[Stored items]
* * *

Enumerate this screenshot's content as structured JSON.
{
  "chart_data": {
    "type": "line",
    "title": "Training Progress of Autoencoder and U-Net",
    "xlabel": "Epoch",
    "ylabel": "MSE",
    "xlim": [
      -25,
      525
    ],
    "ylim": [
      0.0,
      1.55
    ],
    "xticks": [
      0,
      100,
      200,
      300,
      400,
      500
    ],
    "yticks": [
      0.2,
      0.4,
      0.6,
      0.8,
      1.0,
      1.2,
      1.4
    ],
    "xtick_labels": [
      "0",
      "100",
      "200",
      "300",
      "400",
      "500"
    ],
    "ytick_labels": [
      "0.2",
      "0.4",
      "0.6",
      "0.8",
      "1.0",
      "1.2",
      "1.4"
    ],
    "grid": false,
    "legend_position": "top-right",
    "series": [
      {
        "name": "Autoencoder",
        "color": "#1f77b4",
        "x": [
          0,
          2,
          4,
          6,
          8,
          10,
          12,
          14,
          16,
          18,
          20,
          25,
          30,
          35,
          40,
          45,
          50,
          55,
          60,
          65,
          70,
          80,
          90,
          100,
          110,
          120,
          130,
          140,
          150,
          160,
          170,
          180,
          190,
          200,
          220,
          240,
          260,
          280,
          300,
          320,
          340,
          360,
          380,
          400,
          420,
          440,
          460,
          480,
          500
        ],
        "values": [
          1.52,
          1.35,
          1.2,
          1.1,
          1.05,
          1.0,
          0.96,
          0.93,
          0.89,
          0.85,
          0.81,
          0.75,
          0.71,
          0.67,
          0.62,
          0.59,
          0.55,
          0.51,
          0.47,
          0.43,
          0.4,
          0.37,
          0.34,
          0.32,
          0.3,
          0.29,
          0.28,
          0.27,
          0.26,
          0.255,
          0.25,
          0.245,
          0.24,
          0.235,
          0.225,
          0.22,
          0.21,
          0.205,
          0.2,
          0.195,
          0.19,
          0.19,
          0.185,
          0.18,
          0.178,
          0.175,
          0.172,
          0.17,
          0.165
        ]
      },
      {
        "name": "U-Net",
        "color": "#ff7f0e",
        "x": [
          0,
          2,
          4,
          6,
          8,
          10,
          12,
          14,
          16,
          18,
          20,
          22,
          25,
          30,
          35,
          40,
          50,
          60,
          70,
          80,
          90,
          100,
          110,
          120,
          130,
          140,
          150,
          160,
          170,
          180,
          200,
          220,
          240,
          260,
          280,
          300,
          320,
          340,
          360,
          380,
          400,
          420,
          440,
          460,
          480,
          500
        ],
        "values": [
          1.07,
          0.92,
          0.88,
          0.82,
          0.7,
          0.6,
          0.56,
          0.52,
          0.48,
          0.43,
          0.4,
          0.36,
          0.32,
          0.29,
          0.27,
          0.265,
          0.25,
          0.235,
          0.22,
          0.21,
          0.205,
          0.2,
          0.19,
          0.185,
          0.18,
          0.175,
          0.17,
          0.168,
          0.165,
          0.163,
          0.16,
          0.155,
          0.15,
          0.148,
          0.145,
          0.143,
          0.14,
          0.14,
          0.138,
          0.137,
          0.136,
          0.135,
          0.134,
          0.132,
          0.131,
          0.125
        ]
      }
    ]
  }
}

* * *

Find the lines with the string "Autoencoder" and reproduce them.

Response to this task:
    "title": "Training Progress of Autoencoder and U-Net",
        "name": "Autoencoder",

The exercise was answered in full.